DATA ROWS:
-.-.-

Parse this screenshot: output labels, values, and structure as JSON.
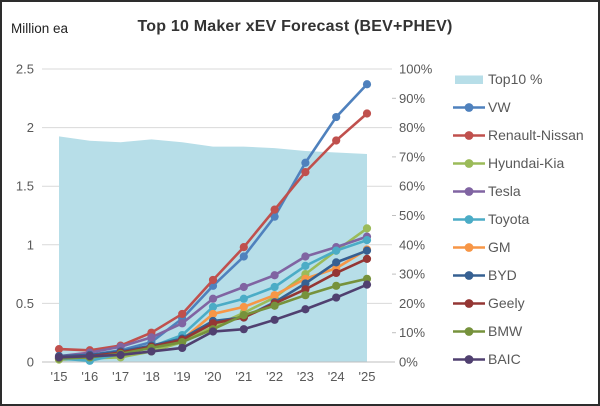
{
  "header": {
    "unit_label": "Million ea",
    "title": "Top 10 Maker xEV Forecast (BEV+PHEV)"
  },
  "colors": {
    "gridline": "#D9D9D9",
    "axis_line": "#BFBFBF",
    "axis_text": "#595959",
    "title_text": "#333333",
    "border": "#2d2d2d"
  },
  "chart_data": {
    "type": "line",
    "title": "Top 10 Maker xEV Forecast (BEV+PHEV)",
    "left_axis_unit": "Million ea",
    "categories": [
      "'15",
      "'16",
      "'17",
      "'18",
      "'19",
      "'20",
      "'21",
      "'22",
      "'23",
      "'24",
      "'25"
    ],
    "left_axis": {
      "min": 0,
      "max": 2.5,
      "tick_step": 0.5
    },
    "right_axis": {
      "min": 0,
      "max": 100,
      "tick_step": 10,
      "suffix": "%"
    },
    "grid": "horizontal",
    "legend_position": "right",
    "area_series": {
      "name": "Top10 %",
      "axis": "right",
      "color": "#B7DEE8",
      "values": [
        77,
        75.5,
        75,
        76,
        75,
        73.5,
        73.5,
        73,
        72,
        71.5,
        71
      ]
    },
    "series": [
      {
        "name": "VW",
        "color": "#4F81BD",
        "values": [
          0.03,
          0.06,
          0.1,
          0.17,
          0.37,
          0.65,
          0.9,
          1.24,
          1.7,
          2.09,
          2.37
        ]
      },
      {
        "name": "Renault-Nissan",
        "color": "#C0504D",
        "values": [
          0.11,
          0.1,
          0.14,
          0.25,
          0.41,
          0.7,
          0.98,
          1.3,
          1.62,
          1.89,
          2.12
        ]
      },
      {
        "name": "Hyundai-Kia",
        "color": "#9BBB59",
        "values": [
          0.02,
          0.03,
          0.04,
          0.09,
          0.17,
          0.3,
          0.42,
          0.55,
          0.75,
          0.95,
          1.14
        ]
      },
      {
        "name": "Tesla",
        "color": "#8064A2",
        "values": [
          0.05,
          0.08,
          0.13,
          0.21,
          0.33,
          0.54,
          0.64,
          0.74,
          0.9,
          0.98,
          1.07
        ]
      },
      {
        "name": "Toyota",
        "color": "#4BACC6",
        "values": [
          0.03,
          0.01,
          0.07,
          0.13,
          0.23,
          0.47,
          0.54,
          0.64,
          0.82,
          0.95,
          1.04
        ]
      },
      {
        "name": "GM",
        "color": "#F79646",
        "values": [
          0.03,
          0.04,
          0.08,
          0.14,
          0.19,
          0.41,
          0.47,
          0.57,
          0.71,
          0.8,
          0.96
        ]
      },
      {
        "name": "BYD",
        "color": "#366092",
        "values": [
          0.05,
          0.06,
          0.09,
          0.14,
          0.2,
          0.35,
          0.38,
          0.51,
          0.67,
          0.85,
          0.95
        ]
      },
      {
        "name": "Geely",
        "color": "#943634",
        "values": [
          0.04,
          0.05,
          0.08,
          0.13,
          0.19,
          0.33,
          0.38,
          0.5,
          0.62,
          0.76,
          0.88
        ]
      },
      {
        "name": "BMW",
        "color": "#76923C",
        "values": [
          0.03,
          0.04,
          0.07,
          0.12,
          0.17,
          0.28,
          0.4,
          0.48,
          0.57,
          0.65,
          0.71
        ]
      },
      {
        "name": "BAIC",
        "color": "#504070",
        "values": [
          0.04,
          0.05,
          0.06,
          0.09,
          0.12,
          0.26,
          0.28,
          0.36,
          0.45,
          0.55,
          0.66
        ]
      }
    ]
  }
}
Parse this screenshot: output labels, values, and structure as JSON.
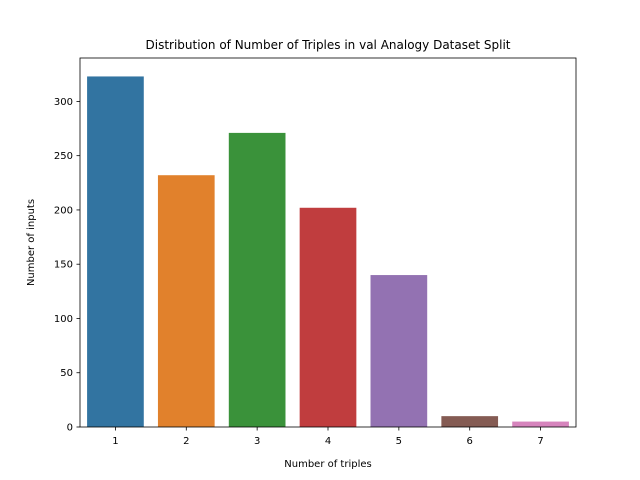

-.-.-

Say how many lines of the data hold the string "Million". Reply with the number alone.

TASK SOLUTION: 2